● WHAT IS NEEDED
Produce a verbatim copy of the entries listed below.

## BEGIN

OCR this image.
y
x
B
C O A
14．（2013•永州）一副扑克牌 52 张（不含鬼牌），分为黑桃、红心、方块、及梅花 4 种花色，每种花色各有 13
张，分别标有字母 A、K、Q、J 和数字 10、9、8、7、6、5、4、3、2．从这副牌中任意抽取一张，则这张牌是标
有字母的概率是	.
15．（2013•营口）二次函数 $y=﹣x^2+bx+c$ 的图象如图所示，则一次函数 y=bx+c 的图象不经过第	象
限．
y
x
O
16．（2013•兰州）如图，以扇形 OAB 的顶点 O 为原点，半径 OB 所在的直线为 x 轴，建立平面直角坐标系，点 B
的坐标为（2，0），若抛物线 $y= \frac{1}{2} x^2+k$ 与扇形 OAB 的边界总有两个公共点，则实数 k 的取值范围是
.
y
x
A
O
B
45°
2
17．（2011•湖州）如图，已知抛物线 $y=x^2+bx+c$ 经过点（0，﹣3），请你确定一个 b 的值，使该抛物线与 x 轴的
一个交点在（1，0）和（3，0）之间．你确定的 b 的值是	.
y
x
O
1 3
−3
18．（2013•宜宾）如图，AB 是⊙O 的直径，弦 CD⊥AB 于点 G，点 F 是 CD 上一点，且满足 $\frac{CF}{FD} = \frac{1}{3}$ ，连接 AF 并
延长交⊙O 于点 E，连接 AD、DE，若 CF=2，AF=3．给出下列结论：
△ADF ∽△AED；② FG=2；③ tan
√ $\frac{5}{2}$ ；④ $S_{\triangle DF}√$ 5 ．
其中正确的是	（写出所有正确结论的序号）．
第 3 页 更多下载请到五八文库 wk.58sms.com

## END

● COMPLETE RESPONSE
OCR this image.
y
x
B
C O A
14．（2013•永州）一副扑克牌 52 张（不含鬼牌），分为黑桃、红心、方块、及梅花 4 种花色，每种花色各有 13
张，分别标有字母 A、K、Q、J 和数字 10、9、8、7、6、5、4、3、2．从这副牌中任意抽取一张，则这张牌是标
有字母的概率是	.
15．（2013•营口）二次函数 $y=﹣x^2+bx+c$ 的图象如图所示，则一次函数 y=bx+c 的图象不经过第	象
限．
y
x
O
16．（2013•兰州）如图，以扇形 OAB 的顶点 O 为原点，半径 OB 所在的直线为 x 轴，建立平面直角坐标系，点 B
的坐标为（2，0），若抛物线 $y= \frac{1}{2} x^2+k$ 与扇形 OAB 的边界总有两个公共点，则实数 k 的取值范围是
.
y
x
A
O
B
45°
2
17．（2011•湖州）如图，已知抛物线 $y=x^2+bx+c$ 经过点（0，﹣3），请你确定一个 b 的值，使该抛物线与 x 轴的
一个交点在（1，0）和（3，0）之间．你确定的 b 的值是	.
y
x
O
1 3
−3
18．（2013•宜宾）如图，AB 是⊙O 的直径，弦 CD⊥AB 于点 G，点 F 是 CD 上一点，且满足 $\frac{CF}{FD} = \frac{1}{3}$ ，连接 AF 并
延长交⊙O 于点 E，连接 AD、DE，若 CF=2，AF=3．给出下列结论：
△ADF ∽△AED；② FG=2；③ tan
√ $\frac{5}{2}$ ；④ $S_{\triangle DF}√$ 5 ．
其中正确的是	（写出所有正确结论的序号）．
第 3 页 更多下载请到五八文库 wk.58sms.com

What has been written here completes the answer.